§ **Source extract**
[Hunyuan] add optimization related sections to the hunyuan dit docs. (huggingface#8402)

sayakpaul · stevhliu · web-flow · commit 867a2b0cf918 · 2024-06-06T05:41:38.000+05:30
* optimizations to the hunyuan dit docs.

* Apply suggestions from code review

Co-authored-by: Steven Liu &lt;59462357+stevhliu@users.noreply.github.com&gt;

* Update docs/source/en/api/pipelines/hunyuandit.md

Co-authored-by: Steven Liu &lt;59462357+stevhliu@users.noreply.github.com&gt;

---------

Co-authored-by: Steven Liu &lt;59462357+stevhliu@users.noreply.github.com&gt;
diff --git a/docs/source/en/api/pipelines/hunyuandit.md b/docs/source/en/api/pipelines/hunyuandit.md
@@ -28,11 +28,65 @@ HunyuanDiT has the following components:
 * It uses a diffusion transformer as the backbone
 * It combines two text encoders, a bilingual CLIP and a multilingual T5 encoder
 
+<Tip>
 
-## Memory optimization
+Make sure to check out the Schedulers [guide](../../using-diffusers/schedulers.md) to learn how to explore the tradeoff between scheduler speed and quality, and see the [reuse components across pipelines](../../using-diffusers/loading.md#reuse-a-pipeline) section to learn how to efficiently load the same components into multiple pipelines.

§ **Supplied records**
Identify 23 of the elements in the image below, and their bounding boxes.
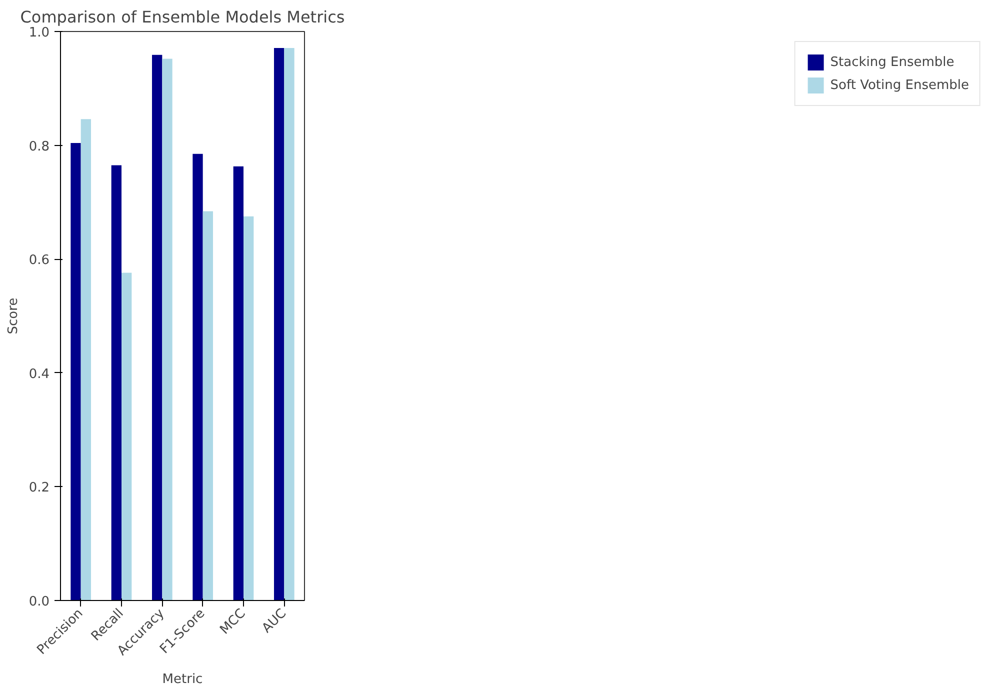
y-axis-title: Score bbox=[6, 298, 21, 334]
legend-label: Soft Voting Ensemble bbox=[830, 78, 969, 92]
bar bbox=[233, 166, 244, 600]
y-tick-label: 0.6 bbox=[28, 253, 50, 268]
y-tick-label: 0.8 bbox=[28, 139, 50, 154]
bar bbox=[152, 54, 162, 600]
y-tick-label: 0.2 bbox=[28, 480, 50, 496]
x-axis-title: Metric bbox=[162, 672, 203, 688]
bar bbox=[202, 211, 213, 600]
bar bbox=[284, 48, 294, 600]
y-tick-label: 0.4 bbox=[28, 366, 50, 382]
bar bbox=[274, 48, 284, 600]
y-tick-label: 0.0 bbox=[28, 594, 50, 610]
bar bbox=[162, 58, 172, 600]
y-tick-label: 1.0 bbox=[28, 26, 50, 40]
bar bbox=[80, 119, 91, 600]
bar bbox=[122, 272, 132, 600]
chart-title: Comparison of Ensemble Models Metrics bbox=[20, 8, 345, 26]
legend-label: Stacking Ensemble bbox=[830, 54, 954, 70]
bar bbox=[244, 216, 254, 600]
bar bbox=[70, 143, 81, 600]
bar bbox=[111, 165, 122, 600]
bar bbox=[192, 154, 203, 600]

§ **Required task**
According to the HunyuanDiT documentation commit, which two text encoders does HunyuanDiT combine?

§ **Response**
A bilingual CLIP and a multilingual T5 encoder.